Aim of the exercise — Would you repeat the listing exactly but omit every picture?

Excerpted data —
╔══

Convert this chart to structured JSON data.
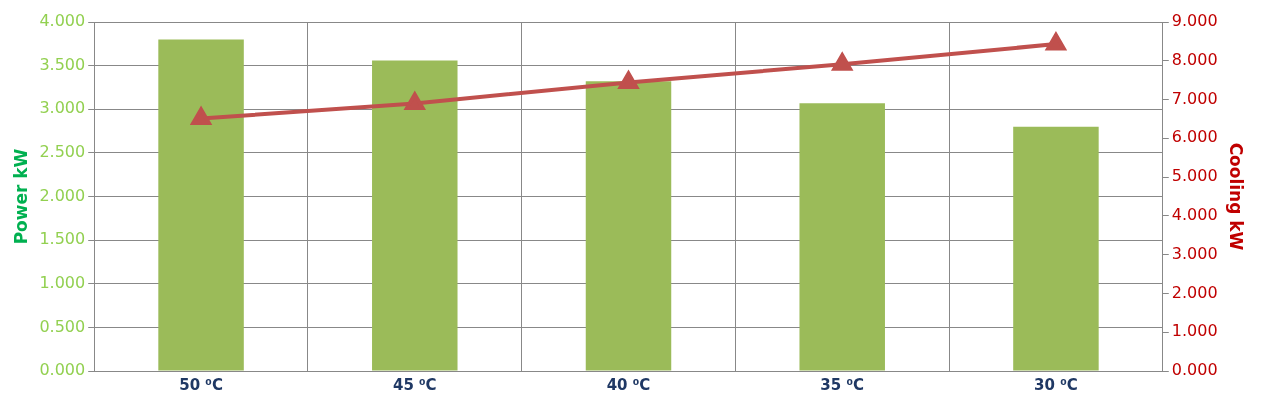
{
  "chart_data": {
    "type": "bar",
    "ylabel": "Power kW",
    "y2label": "Cooling kW",
    "categories": [
      "50 ⁰C",
      "45 ⁰C",
      "40 ⁰C",
      "35 ⁰C",
      "30 ⁰C"
    ],
    "series": [
      {
        "color": "#9bbb59",
        "values": [
          3.8,
          3.56,
          3.32,
          3.07,
          2.8
        ]
      },
      {
        "type": "line",
        "axis": "y2",
        "color": "#c0504d",
        "values": [
          6.51,
          6.9,
          7.44,
          7.91,
          8.43
        ]
      }
    ],
    "ylim": [
      0,
      4
    ],
    "yticks": [
      {
        "value": 0,
        "label": "0.000"
      },
      {
        "value": 0.5,
        "label": "0.500"
      },
      {
        "value": 1,
        "label": "1.000"
      },
      {
        "value": 1.5,
        "label": "1.500"
      },
      {
        "value": 2,
        "label": "2.000"
      },
      {
        "value": 2.5,
        "label": "2.500"
      },
      {
        "value": 3,
        "label": "3.000"
      },
      {
        "value": 3.5,
        "label": "3.500"
      },
      {
        "value": 4,
        "label": "4.000"
      }
    ],
    "y2lim": [
      0,
      9
    ],
    "y2ticks": [
      {
        "value": 0,
        "label": "0.000"
      },
      {
        "value": 1,
        "label": "1.000"
      },
      {
        "value": 2,
        "label": "2.000"
      },
      {
        "value": 3,
        "label": "3.000"
      },
      {
        "value": 4,
        "label": "4.000"
      },
      {
        "value": 5,
        "label": "5.000"
      },
      {
        "value": 6,
        "label": "6.000"
      },
      {
        "value": 7,
        "label": "7.000"
      },
      {
        "value": 8,
        "label": "8.000"
      },
      {
        "value": 9,
        "label": "9.000"
      }
    ],
    "grid": true,
    "legend": false,
    "marker": "triangle",
    "line_style": "solid"
  }
}
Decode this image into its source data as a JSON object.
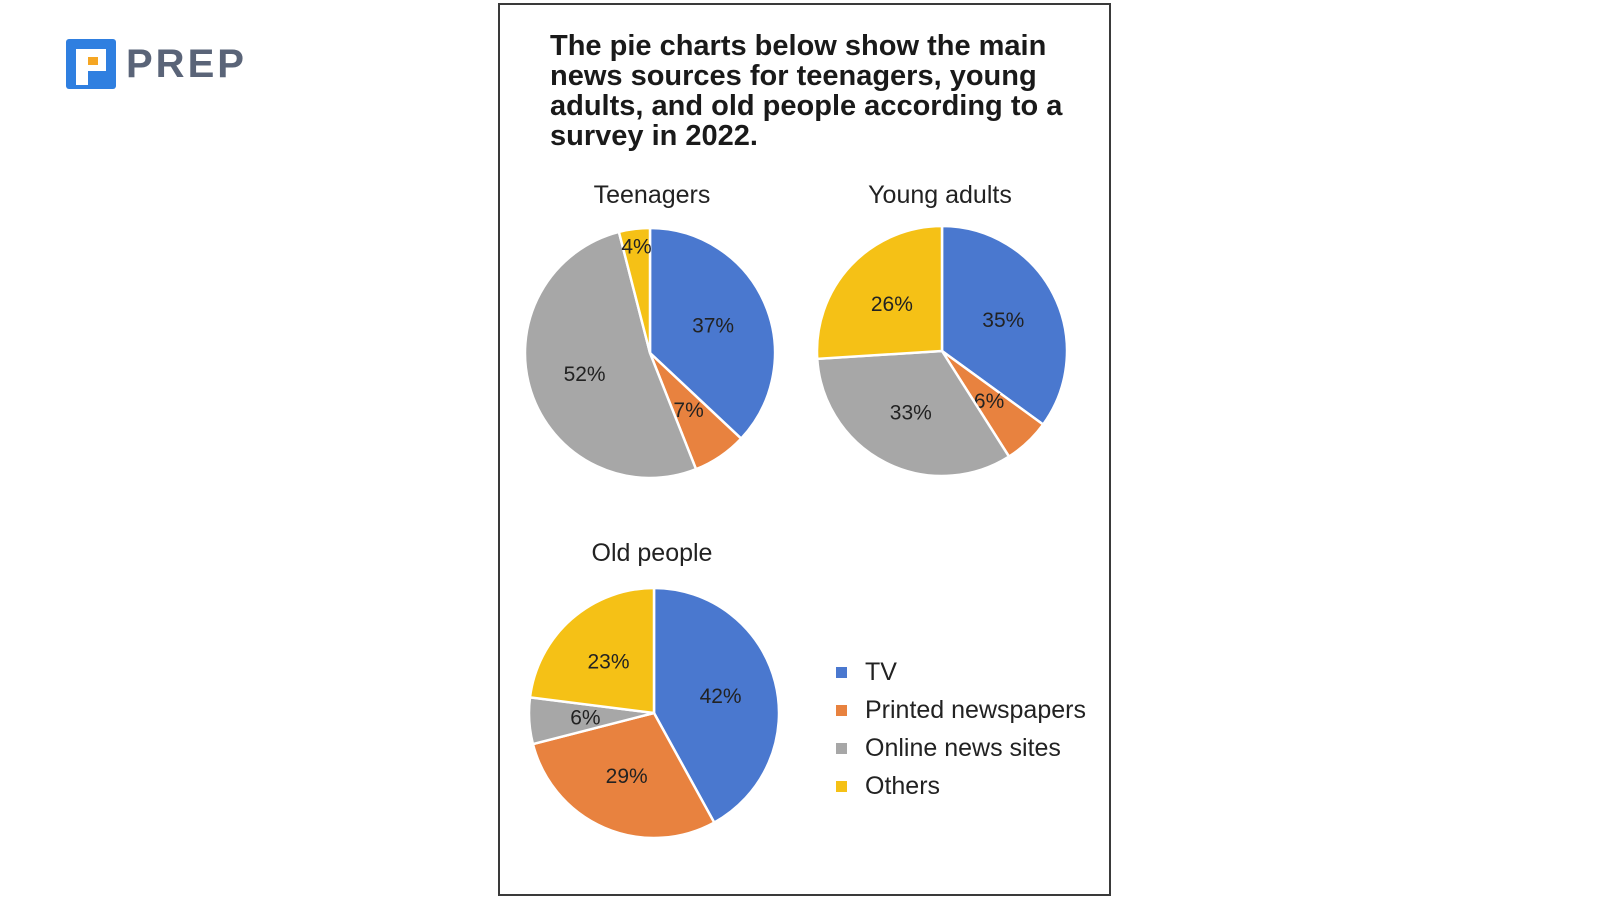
{
  "brand": {
    "name": "PREP",
    "color": "#2f7fe0"
  },
  "card": {
    "title": "The pie charts below show the main news sources for teenagers, young adults, and old people according to a survey in 2022."
  },
  "colors": {
    "TV": "#4a78cf",
    "Printed newspapers": "#e8823f",
    "Online news sites": "#a7a7a7",
    "Others": "#f5c116"
  },
  "legend": [
    {
      "label": "TV",
      "color": "#4a78cf"
    },
    {
      "label": "Printed newspapers",
      "color": "#e8823f"
    },
    {
      "label": "Online news sites",
      "color": "#a7a7a7"
    },
    {
      "label": "Others",
      "color": "#f5c116"
    }
  ],
  "chart_data": [
    {
      "type": "pie",
      "title": "Teenagers",
      "slices": [
        {
          "label": "TV",
          "value": 37,
          "display": "37%"
        },
        {
          "label": "Printed newspapers",
          "value": 7,
          "display": "7%"
        },
        {
          "label": "Online news sites",
          "value": 52,
          "display": "52%"
        },
        {
          "label": "Others",
          "value": 4,
          "display": "4%"
        }
      ]
    },
    {
      "type": "pie",
      "title": "Young adults",
      "slices": [
        {
          "label": "TV",
          "value": 35,
          "display": "35%"
        },
        {
          "label": "Printed newspapers",
          "value": 6,
          "display": "6%"
        },
        {
          "label": "Online news sites",
          "value": 33,
          "display": "33%"
        },
        {
          "label": "Others",
          "value": 26,
          "display": "26%"
        }
      ]
    },
    {
      "type": "pie",
      "title": "Old people",
      "slices": [
        {
          "label": "TV",
          "value": 42,
          "display": "42%"
        },
        {
          "label": "Printed newspapers",
          "value": 29,
          "display": "29%"
        },
        {
          "label": "Online news sites",
          "value": 6,
          "display": "6%"
        },
        {
          "label": "Others",
          "value": 23,
          "display": "23%"
        }
      ]
    }
  ]
}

╚══

Correct response —
Convert this chart to structured JSON data.
{
  "chart_data": {
    "type": "bar",
    "ylabel": "Power kW",
    "y2label": "Cooling kW",
    "categories": [
      "50 ⁰C",
      "45 ⁰C",
      "40 ⁰C",
      "35 ⁰C",
      "30 ⁰C"
    ],
    "series": [
      {
        "color": "#9bbb59",
        "values": [
          3.8,
          3.56,
          3.32,
          3.07,
          2.8
        ]
      },
      {
        "type": "line",
        "axis": "y2",
        "color": "#c0504d",
        "values": [
          6.51,
          6.9,
          7.44,
          7.91,
          8.43
        ]
      }
    ],
    "ylim": [
      0,
      4
    ],
    "yticks": [
      {
        "value": 0,
        "label": "0.000"
      },
      {
        "value": 0.5,
        "label": "0.500"
      },
      {
        "value": 1,
        "label": "1.000"
      },
      {
        "value": 1.5,
        "label": "1.500"
      },
      {
        "value": 2,
        "label": "2.000"
      },
      {
        "value": 2.5,
        "label": "2.500"
      },
      {
        "value": 3,
        "label": "3.000"
      },
      {
        "value": 3.5,
        "label": "3.500"
      },
      {
        "value": 4,
        "label": "4.000"
      }
    ],
    "y2lim": [
      0,
      9
    ],
    "y2ticks": [
      {
        "value": 0,
        "label": "0.000"
      },
      {
        "value": 1,
        "label": "1.000"
      },
      {
        "value": 2,
        "label": "2.000"
      },
      {
        "value": 3,
        "label": "3.000"
      },
      {
        "value": 4,
        "label": "4.000"
      },
      {
        "value": 5,
        "label": "5.000"
      },
      {
        "value": 6,
        "label": "6.000"
      },
      {
        "value": 7,
        "label": "7.000"
      },
      {
        "value": 8,
        "label": "8.000"
      },
      {
        "value": 9,
        "label": "9.000"
      }
    ],
    "grid": true,
    "legend": false,
    "marker": "triangle",
    "line_style": "solid"
  }
}
Decode this image into its source data as a JSON object.
{
  "brand": {
    "name": "PREP",
    "color": "#2f7fe0"
  },
  "card": {
    "title": "The pie charts below show the main news sources for teenagers, young adults, and old people according to a survey in 2022."
  },
  "colors": {
    "TV": "#4a78cf",
    "Printed newspapers": "#e8823f",
    "Online news sites": "#a7a7a7",
    "Others": "#f5c116"
  },
  "legend": [
    {
      "label": "TV",
      "color": "#4a78cf"
    },
    {
      "label": "Printed newspapers",
      "color": "#e8823f"
    },
    {
      "label": "Online news sites",
      "color": "#a7a7a7"
    },
    {
      "label": "Others",
      "color": "#f5c116"
    }
  ],
  "chart_data": [
    {
      "type": "pie",
      "title": "Teenagers",
      "slices": [
        {
          "label": "TV",
          "value": 37,
          "display": "37%"
        },
        {
          "label": "Printed newspapers",
          "value": 7,
          "display": "7%"
        },
        {
          "label": "Online news sites",
          "value": 52,
          "display": "52%"
        },
        {
          "label": "Others",
          "value": 4,
          "display": "4%"
        }
      ]
    },
    {
      "type": "pie",
      "title": "Young adults",
      "slices": [
        {
          "label": "TV",
          "value": 35,
          "display": "35%"
        },
        {
          "label": "Printed newspapers",
          "value": 6,
          "display": "6%"
        },
        {
          "label": "Online news sites",
          "value": 33,
          "display": "33%"
        },
        {
          "label": "Others",
          "value": 26,
          "display": "26%"
        }
      ]
    },
    {
      "type": "pie",
      "title": "Old people",
      "slices": [
        {
          "label": "TV",
          "value": 42,
          "display": "42%"
        },
        {
          "label": "Printed newspapers",
          "value": 29,
          "display": "29%"
        },
        {
          "label": "Online news sites",
          "value": 6,
          "display": "6%"
        },
        {
          "label": "Others",
          "value": 23,
          "display": "23%"
        }
      ]
    }
  ]
}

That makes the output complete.